Instrução 1:
Verifique se cada afirmação abaixo está de acordo com a reportagem sobre os botos e responda sim ou não, citando literalmente o trecho que decide. (a) O levantamento envolveu 35 comunidades de pescadores. (b) O ICMBio fiscaliza as áreas fora das unidades de conservação. (c) O projeto teve apoio do Ibama.

Alana Gandra - Agência Brasil13.02.2014
- 17h40 | Levantamento feito pela pesquisadora Sannie
Muniz Brum com 35 comunidades de pescadores em área
de reserva de desenvolvimento sustentável,
na região do Baixo Rio Purus, no Amazonas,
constatou que botos-vermelhos, conhecidos também
como botos-cor-de-rosa, estão sendo mortos
e usados como isca para a pesca do peixe piracatinga
(Callophysus macropterus).
Sannie é pesquisadora do
Instituto Piagaçu (IPI) e colaboradora da
Associação Amigos do Peixe-boi (Ampa).
O projeto teve apoio da Fundação Boticário
de Proteção à Natureza. Sannie
alerta que, no longo prazo, essa prática
pode acabar levando à extinção
do "golfinho da Amazônia". “As medidas
têm que ser tomadas agora. Senão, é
extinção”, disse Sannie hoje (13)
à Agência Brasil.
A coordenadora adjunta do Centro
Nacional de Pesquisa e Conservação
de Mamíferos Aquáticos (CMA) do Instituto
Chico Mendes de Conservação da Biodiversidade
(ICMBio), Carla Marques, disse que, em comitês
internacionais, o governo brasileiro tem sido cobrado
sobre a preservação dos botos da Amazônia.
O problema, disse, é que
não há pessoal suficiente para exercer
uma fiscalização contínua na
região. O ICMBio fiscaliza as áreas
dentro das unidades de conservação
e o Instituto Nacional do Meio Ambiente e Recursos
Naturais Renováveis (Ibama) se encarrega
de fiscalizar fora dessas unidades. “Dentro do instituto
tem uma política de tentar evitar que ocorram
essas práticas, mas o ICMBio não tem
o poder de polícia”.
Carla Marques informou que têm
sido feitas campanhas pelo governo em conjunto com
o Centro de Estudo e Pesquisa da Amazônia
(Cepam). O órgão do Ministério
do Meio Ambiente tem conhecimento da utilização
do golfinho como isca para pesca, o que é
ilegal, e está articulando ações
para coibir a prática em parceria com o Ibama
e o próprio ministério. “A gente tem
feito algumas ações de fiscalização
em conjunto com o Ibama, mas as ações
são pontuais. A Amazônia é um
mundo inteiro. A gente não consegue coibir
tudo”.
Carla admitiu que esse é
um problema de difícil solução
e que ocorre em outros países. Ela acredita
que para resolver o problema, só com fiscalização.

Dados exibidos:
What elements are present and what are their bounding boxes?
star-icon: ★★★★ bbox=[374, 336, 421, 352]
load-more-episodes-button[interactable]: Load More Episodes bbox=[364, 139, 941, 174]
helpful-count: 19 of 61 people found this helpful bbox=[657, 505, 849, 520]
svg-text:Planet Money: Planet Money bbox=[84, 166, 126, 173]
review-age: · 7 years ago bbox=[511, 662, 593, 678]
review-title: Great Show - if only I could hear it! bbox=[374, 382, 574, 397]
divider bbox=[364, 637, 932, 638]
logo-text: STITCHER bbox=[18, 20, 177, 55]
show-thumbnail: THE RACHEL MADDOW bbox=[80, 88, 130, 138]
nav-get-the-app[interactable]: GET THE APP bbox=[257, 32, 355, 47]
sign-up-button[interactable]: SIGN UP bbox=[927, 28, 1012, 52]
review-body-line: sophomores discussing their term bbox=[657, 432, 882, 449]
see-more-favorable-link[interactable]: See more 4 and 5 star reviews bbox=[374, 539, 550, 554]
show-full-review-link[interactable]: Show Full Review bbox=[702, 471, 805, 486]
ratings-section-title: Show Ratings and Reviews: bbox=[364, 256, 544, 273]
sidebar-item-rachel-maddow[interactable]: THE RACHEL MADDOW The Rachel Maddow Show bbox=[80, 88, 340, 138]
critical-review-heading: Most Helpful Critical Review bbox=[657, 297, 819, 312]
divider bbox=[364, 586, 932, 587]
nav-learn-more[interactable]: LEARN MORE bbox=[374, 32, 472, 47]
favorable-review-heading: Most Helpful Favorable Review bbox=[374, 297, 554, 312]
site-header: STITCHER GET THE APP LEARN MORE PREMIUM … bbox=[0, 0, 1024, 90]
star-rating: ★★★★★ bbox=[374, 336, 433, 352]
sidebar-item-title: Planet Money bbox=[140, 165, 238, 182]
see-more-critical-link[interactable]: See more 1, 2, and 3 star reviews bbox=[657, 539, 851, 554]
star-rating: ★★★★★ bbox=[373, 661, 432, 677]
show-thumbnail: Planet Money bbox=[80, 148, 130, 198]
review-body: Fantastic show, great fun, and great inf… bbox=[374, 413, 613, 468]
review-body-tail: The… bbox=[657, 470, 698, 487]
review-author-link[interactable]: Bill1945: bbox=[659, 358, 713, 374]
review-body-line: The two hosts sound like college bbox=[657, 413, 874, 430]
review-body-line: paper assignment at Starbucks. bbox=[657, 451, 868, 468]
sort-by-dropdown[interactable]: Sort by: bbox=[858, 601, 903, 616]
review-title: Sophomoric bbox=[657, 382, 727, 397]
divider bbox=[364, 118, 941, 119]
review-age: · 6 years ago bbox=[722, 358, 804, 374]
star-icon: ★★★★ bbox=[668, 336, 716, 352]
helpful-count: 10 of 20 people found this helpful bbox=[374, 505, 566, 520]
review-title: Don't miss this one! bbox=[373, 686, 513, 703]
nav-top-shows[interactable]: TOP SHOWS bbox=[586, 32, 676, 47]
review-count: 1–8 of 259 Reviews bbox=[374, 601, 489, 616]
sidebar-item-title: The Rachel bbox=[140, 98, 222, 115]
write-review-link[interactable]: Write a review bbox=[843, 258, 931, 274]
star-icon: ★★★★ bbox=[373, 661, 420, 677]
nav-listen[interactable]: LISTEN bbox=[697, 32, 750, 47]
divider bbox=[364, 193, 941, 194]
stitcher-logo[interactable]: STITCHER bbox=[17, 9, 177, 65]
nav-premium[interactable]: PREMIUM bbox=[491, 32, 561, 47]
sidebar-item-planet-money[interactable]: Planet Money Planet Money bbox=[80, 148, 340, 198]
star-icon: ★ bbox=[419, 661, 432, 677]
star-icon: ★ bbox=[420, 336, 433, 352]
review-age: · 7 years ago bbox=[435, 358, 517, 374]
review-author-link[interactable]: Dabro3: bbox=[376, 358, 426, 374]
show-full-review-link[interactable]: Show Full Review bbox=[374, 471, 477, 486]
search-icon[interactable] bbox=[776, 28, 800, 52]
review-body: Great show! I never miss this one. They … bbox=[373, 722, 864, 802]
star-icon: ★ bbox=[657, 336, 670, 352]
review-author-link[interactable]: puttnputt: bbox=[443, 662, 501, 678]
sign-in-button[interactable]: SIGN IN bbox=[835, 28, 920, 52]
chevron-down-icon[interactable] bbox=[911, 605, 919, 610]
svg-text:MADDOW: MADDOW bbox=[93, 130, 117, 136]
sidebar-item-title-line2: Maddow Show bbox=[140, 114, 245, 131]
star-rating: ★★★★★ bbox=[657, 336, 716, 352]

Instrução 2:
Transcreva sem nenhuma alteração as linhas dos registros, do início deles até a linha que contém "471, 805, 486]", incluindo essa linha.

Resultado 1:
(a) Sim: "35 comunidades de pescadores".
(b) Não: "O ICMBio fiscaliza as áreas dentro das unidades de conservação".
(c) Não: "O projeto teve apoio da Fundação Boticário de Proteção à Natureza".

Resultado 2:
What elements are present and what are their bounding boxes?
star-icon: ★★★★ bbox=[374, 336, 421, 352]
load-more-episodes-button[interactable]: Load More Episodes bbox=[364, 139, 941, 174]
helpful-count: 19 of 61 people found this helpful bbox=[657, 505, 849, 520]
svg-text:Planet Money: Planet Money bbox=[84, 166, 126, 173]
review-age: · 7 years ago bbox=[511, 662, 593, 678]
review-title: Great Show - if only I could hear it! bbox=[374, 382, 574, 397]
divider bbox=[364, 637, 932, 638]
logo-text: STITCHER bbox=[18, 20, 177, 55]
show-thumbnail: THE RACHEL MADDOW bbox=[80, 88, 130, 138]
nav-get-the-app[interactable]: GET THE APP bbox=[257, 32, 355, 47]
sign-up-button[interactable]: SIGN UP bbox=[927, 28, 1012, 52]
review-body-line: sophomores discussing their term bbox=[657, 432, 882, 449]
see-more-favorable-link[interactable]: See more 4 and 5 star reviews bbox=[374, 539, 550, 554]
show-full-review-link[interactable]: Show Full Review bbox=[702, 471, 805, 486]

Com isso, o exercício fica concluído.